:: Text block ::

How did you feel when your first book was published?
The first book I had published was a novel. I was living in Ottawa, which is a big city but a small village too, and the local bookstore had their windows filled with my book. I couldn’t walk past because I was so embarrassed. It was such exposure, and there’s a fragile period when the major reviews come out. I had only had little collections of poetry published before, but they were done so quietly. People talk about books as being like their children and there is a sense of that. I remember the publication dates of all my books, just as I remember my children’s birthdays.
Did you write from an early age?
I was always a literary kid. I read a lot – rubbish along with the good stuff. Even as a young child I was immersed in language. I used to write little poems, I wrote the school play and I wrote for the school newspaper. I did all those kind of things that the literary girl does (there’s usually one or two!). Then, in my twenties, I stopped for almost ten years, when I had my children. I was reading but doing very little writing: just a handful of short stories, not very good ones, which were broadcast rather than printed. But I didn’t have the time, and it took me a while to figure out what I wanted to write about. I wasn’t just waiting around until the children went to school – I don’t know what I thought would do. It just happened in very small increments. I started getting the odd poem published, then a publisher asked me if I had enough poems to make a book, and I said ‘how many do you need?’ and he said ‘about fifty,’ and I said, ‘I don’t have fifty, but maybe I will in six months.’ That’s how it happened. Other people’s encouragement helped a lot.
Do you collect books yourself?
Yes, I do. I wrote a dissertation on a woman called Susanna Moodie, who was a Canadian pioneer, so I started collecting early editions of her work. I don’t have a first edition of her most famous book, but I could have had one. I keep thinking I should have bought it that day! But now the price is astronomical. So I changed to collecting books by Canadian women, writing between 1890 and 1910. You have to limit what you’re after, and I guess I was interested less in the literary value and more in the Canadian imprint, which makes books a little more collectable. I was also interested in feminism and what women were writing about at that time. It was a real period of change, just before women got the vote. Sometimes I will buy a book outside that period, and I always think I’ll sell it when I find something else more appropriate. But I never end up selling anything. I’m a very low budget collector, but I do have some nice books. I found a rare imprint in a second-hand furniture store and bought it for $3. The store owners didn’t know the value of it, and it was such a find. The thrill of the collector – I understand it perfectly!
I love the way books used to be produced – they were much more solid and lasting.
So do I. That’s why, in one of my books, The Republic of Love, I wanted a frontispiece with a line of dialogue beneath it. I felt that the look of The Stone Diaries should gesture towards the idea of biography, with photographs in the middle. Old books always had pictures in them – every thirty pages there’d be an illustration – but for some reason we’ve stopped doing it. I don’t know why. Maybe for reasons of expense, or perhaps people feel grown-ups don’t need pictures. In Larry’s Party, I wanted a picture of a tiny maze at the beginning of each chapter – I just thought it would give the book a little extra dimension. When I wrote Mary Swann, my plan was for people to come across a little crumpled photograph, which would be put somewhere in the pages, at random. The publishers said, ‘But how will we get the pictures into the books?’ and I said, ‘My daughters and I will sit and put them in.’ I thought finding a photograph like that would be such a wonderful surprise, but they just couldn’t see it. I must persevere with the idea for the next book. I once found a photograph in a library book and I thought, ‘I’m going to keep this, this was meant for me’. In fact, it appears in The Stone Diaries – it’s the photo of a family leaning against a wall – and I actually heard from some of the people in it, after the book was published.

:::
:: Stored data ::

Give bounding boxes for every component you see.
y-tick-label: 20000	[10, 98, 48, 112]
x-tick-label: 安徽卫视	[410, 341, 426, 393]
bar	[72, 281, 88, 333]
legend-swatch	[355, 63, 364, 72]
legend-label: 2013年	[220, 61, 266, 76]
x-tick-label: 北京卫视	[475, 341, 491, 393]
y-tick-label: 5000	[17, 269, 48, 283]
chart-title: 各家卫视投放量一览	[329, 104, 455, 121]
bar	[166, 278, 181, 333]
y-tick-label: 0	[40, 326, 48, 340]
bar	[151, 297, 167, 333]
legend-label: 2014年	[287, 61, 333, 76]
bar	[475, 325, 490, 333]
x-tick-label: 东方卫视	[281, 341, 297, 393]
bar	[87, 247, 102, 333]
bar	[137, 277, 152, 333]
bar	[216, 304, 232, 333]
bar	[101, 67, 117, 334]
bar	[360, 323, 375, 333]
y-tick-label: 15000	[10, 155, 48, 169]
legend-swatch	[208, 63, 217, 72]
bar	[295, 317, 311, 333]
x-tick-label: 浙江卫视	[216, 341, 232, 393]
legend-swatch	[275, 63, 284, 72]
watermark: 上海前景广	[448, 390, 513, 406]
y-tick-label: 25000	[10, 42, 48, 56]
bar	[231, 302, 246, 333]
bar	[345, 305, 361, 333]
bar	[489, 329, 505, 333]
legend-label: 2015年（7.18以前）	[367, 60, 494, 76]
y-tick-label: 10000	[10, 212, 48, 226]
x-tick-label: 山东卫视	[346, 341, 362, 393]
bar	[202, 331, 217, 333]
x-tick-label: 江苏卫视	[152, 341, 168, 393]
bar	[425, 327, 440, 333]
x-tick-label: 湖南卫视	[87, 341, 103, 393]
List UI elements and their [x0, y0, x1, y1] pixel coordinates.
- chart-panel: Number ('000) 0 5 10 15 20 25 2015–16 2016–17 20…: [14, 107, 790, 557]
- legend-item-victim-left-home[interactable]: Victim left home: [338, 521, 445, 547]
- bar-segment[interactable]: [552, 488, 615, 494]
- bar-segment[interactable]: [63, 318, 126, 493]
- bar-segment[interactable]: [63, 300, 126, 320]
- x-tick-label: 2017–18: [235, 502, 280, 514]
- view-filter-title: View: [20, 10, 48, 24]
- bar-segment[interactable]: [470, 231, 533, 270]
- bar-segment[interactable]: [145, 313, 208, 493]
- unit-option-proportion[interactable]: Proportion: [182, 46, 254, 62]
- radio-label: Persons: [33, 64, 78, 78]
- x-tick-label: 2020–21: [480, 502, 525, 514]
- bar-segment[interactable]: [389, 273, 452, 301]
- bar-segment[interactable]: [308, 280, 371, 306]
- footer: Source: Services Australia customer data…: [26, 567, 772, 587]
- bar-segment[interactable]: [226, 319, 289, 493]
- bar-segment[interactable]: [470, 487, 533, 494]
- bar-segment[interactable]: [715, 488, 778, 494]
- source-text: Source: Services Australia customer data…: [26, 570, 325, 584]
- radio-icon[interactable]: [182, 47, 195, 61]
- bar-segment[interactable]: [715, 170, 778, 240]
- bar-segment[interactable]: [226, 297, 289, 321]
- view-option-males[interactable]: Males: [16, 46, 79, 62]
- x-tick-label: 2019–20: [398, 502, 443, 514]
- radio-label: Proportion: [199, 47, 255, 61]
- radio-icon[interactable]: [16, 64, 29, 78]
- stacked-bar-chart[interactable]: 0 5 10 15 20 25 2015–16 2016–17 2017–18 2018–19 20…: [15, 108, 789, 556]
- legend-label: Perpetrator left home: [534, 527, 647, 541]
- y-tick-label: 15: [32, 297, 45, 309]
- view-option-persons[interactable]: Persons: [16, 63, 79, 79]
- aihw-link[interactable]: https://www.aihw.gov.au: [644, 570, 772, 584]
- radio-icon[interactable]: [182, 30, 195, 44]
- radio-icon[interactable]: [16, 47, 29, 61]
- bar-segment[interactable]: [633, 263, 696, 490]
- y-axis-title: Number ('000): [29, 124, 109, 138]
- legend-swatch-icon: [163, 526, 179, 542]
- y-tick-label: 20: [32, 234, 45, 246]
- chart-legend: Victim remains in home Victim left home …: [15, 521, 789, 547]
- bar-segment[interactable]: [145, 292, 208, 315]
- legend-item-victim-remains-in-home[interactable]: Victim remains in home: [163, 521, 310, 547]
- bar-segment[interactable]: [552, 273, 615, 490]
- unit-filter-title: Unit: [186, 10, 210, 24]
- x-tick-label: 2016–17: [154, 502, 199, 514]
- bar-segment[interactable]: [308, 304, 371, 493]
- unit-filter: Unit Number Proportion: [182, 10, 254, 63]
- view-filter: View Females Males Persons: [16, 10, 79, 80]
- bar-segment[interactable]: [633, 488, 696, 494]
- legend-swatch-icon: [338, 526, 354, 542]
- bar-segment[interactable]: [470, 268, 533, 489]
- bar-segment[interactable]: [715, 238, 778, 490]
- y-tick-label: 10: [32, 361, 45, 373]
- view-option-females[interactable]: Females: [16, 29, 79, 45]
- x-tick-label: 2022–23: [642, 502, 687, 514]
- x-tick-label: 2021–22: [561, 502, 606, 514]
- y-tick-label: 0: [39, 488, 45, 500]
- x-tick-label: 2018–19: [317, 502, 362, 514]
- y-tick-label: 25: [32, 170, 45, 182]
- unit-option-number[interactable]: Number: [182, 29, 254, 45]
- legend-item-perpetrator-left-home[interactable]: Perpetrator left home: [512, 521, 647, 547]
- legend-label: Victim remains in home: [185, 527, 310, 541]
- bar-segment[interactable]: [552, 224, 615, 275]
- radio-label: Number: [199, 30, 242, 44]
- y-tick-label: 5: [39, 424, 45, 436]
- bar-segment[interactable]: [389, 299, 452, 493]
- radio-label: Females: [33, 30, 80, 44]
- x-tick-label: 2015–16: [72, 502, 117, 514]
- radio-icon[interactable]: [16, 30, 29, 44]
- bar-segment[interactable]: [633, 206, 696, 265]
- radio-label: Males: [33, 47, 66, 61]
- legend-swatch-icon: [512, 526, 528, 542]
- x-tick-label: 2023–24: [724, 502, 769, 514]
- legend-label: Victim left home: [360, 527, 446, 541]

:::

● **Task set**
- a) According to the interview, why did the speaker want photographs in the middle of The Stone Diaries? Answer in one to three sentences.
- b) Copy the entries from the first line through the line containing "155, 48, 169]", both included. Replace "y-tick-label" with "y-axis-label" and leave everything else unchanged.

● **Per-task answers**
- a) The speaker felt that the look of The Stone Diaries should gesture toward the idea of biography, so photographs were placed in the middle of the book.

- b)
Give bounding boxes for every component you see.
y-axis-label: 20000	[10, 98, 48, 112]
x-tick-label: 安徽卫视	[410, 341, 426, 393]
bar	[72, 281, 88, 333]
legend-swatch	[355, 63, 364, 72]
legend-label: 2013年	[220, 61, 266, 76]
x-tick-label: 北京卫视	[475, 341, 491, 393]
y-axis-label: 5000	[17, 269, 48, 283]
chart-title: 各家卫视投放量一览	[329, 104, 455, 121]
bar	[166, 278, 181, 333]
y-axis-label: 0	[40, 326, 48, 340]
bar	[151, 297, 167, 333]
legend-label: 2014年	[287, 61, 333, 76]
bar	[475, 325, 490, 333]
x-tick-label: 东方卫视	[281, 341, 297, 393]
bar	[87, 247, 102, 333]
bar	[137, 277, 152, 333]
bar	[216, 304, 232, 333]
bar	[101, 67, 117, 334]
bar	[360, 323, 375, 333]
y-axis-label: 15000	[10, 155, 48, 169]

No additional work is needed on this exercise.